• **Exercise task**
Lines containing the word "Севском" need to be counted. Please reply with how many there are, and nothing else.

(Dataset entries)
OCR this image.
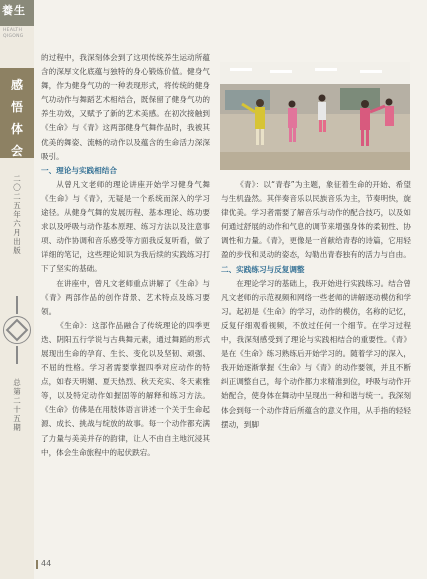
養生
HEALTH
QIGONG
感悟体会
二〇二五年六月出版
总第二十五期

的过程中，我深刻体会到了这项传统养生运动所蕴含的深厚文化底蕴与独特的身心锻炼价值。健身气舞，作为健身气功的一种表现形式，将传统的健身气功动作与舞蹈艺术相结合，既保留了健身气功的养生功效，又赋予了新的艺术美感。在初次接触到《生命》与《青》这两部健身气舞作品时，我被其优美的舞姿、流畅的动作以及蕴含的生命活力深深吸引。

一、理论与实践相结合

从曾凡文老师的理论讲座开始学习健身气舞《生命》与《青》，无疑是一个系统而深入的学习途径。从健身气舞的发展历程、基本理论、练功要求以及呼吸与动作基本原理、练习方法以及注意事项、动作协调和音乐感受等方面我反复听看，做了详细的笔记，这些理论知识为我后续的实践练习打下了坚实的基础。

在讲座中，曾凡文老师重点讲解了《生命》与《青》两部作品的创作背景、艺术特点及练习要领。

《生命》：这部作品融合了传统理论的四季更迭、阴阳五行学说与古典舞元素，通过舞蹈的形式展现出生命的孕育、生长、变化以及坚韧、顽强、不屈的性格。学习者需要掌握四季对应动作的特点，如春天明媚、夏天热烈、秋天充实、冬天素雅等，以及特定动作如握固等的解释和练习方法。《生命》仿佛是在用肢体语言讲述一个关于生命起源、成长、挑战与绽放的故事。每一个动作都充满了力量与美美并存的韵律，让人不由自主地沉浸其中，体会生命旅程中的起伏跌宕。

《青》：以“青春”为主题，象征着生命的开始、希望与生机盎然。其伴奏音乐以民族音乐为主，节奏明快，旋律优美。学习者需要了解音乐与动作的配合技巧，以及如何通过舒展的动作和气息的调节来增强身体的柔韧性、协调性和力量。《青》，更像是一首献给青春的诗篇，它用轻盈的步伐和灵动的姿态，勾勒出青春独有的活力与自由。

二、实践练习与反复调整

在理论学习的基础上，我开始进行实践练习。结合曾凡文老师的示范视频和网络一些老师的讲解逐动模仿和学习。起初是《生命》的学习，动作的模仿，名称的记忆，反复仔细观看视频，不放过任何一个细节。在学习过程中，我深刻感受到了理论与实践相结合的重要性。《青》是在《生命》练习熟练后开始学习的。随着学习的深入，我开始逐渐掌握《生命》与《青》的动作要领，并且不断纠正调整自己，每个动作都力求精准到位，呼吸与动作开始配合，使身体在舞动中呈现出一种和谐与统一。我深刻体会到每一个动作背后所蕴含的意义作用，从手指的轻轻摆动，到脚

44
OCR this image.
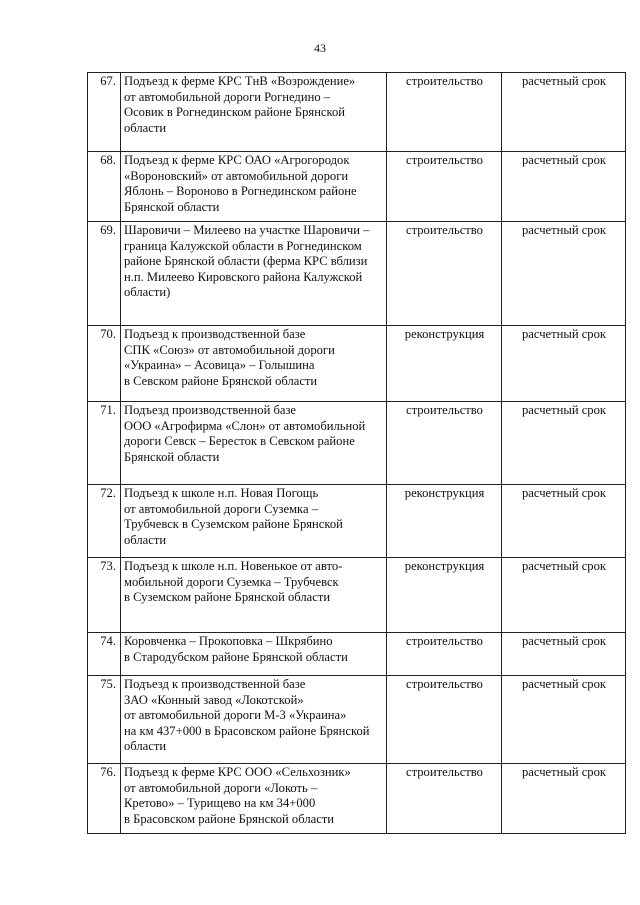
43
67.	Подъезд к ферме КРС ТнВ «Возрождение»
от автомобильной дороги Рогнедино –
Осовик в Рогнединском районе Брянской
области	строительство	расчетный срок
68.	Подъезд к ферме КРС ОАО «Агрогородок
«Вороновский» от автомобильной дороги
Яблонь – Вороново в Рогнединском районе
Брянской области	строительство	расчетный срок
69.	Шаровичи – Милеево на участке Шаровичи –
граница Калужской области в Рогнединском
районе Брянской области (ферма КРС вблизи
н.п. Милеево Кировского района Калужской
области)	строительство	расчетный срок
70.	Подъезд к производственной базе
СПК «Союз» от автомобильной дороги
«Украина» – Асовица» – Голышина
в Севском районе Брянской области	реконструкция	расчетный срок
71.	Подъезд производственной базе
ООО «Агрофирма «Слон» от автомобильной
дороги Севск – Бересток в Севском районе
Брянской области	строительство	расчетный срок
72.	Подъезд к школе н.п. Новая Погощь
от автомобильной дороги Суземка –
Трубчевск в Суземском районе Брянской
области	реконструкция	расчетный срок
73.	Подъезд к школе н.п. Новенькое от авто-
мобильной дороги Суземка – Трубчевск
в Суземском районе Брянской области	реконструкция	расчетный срок
74.	Коровченка – Прокоповка – Шкрябино
в Стародубском районе Брянской области	строительство	расчетный срок
75.	Подъезд к производственной базе
ЗАО «Конный завод «Локотской»
от автомобильной дороги М-3 «Украина»
на км 437+000 в Брасовском районе Брянской
области	строительство	расчетный срок
76.	Подъезд к ферме КРС ООО «Сельхозник»
от автомобильной дороги «Локоть –
Кретово» – Турищево на км 34+000
в Брасовском районе Брянской области	строительство	расчетный срок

• **Exercise answer**
2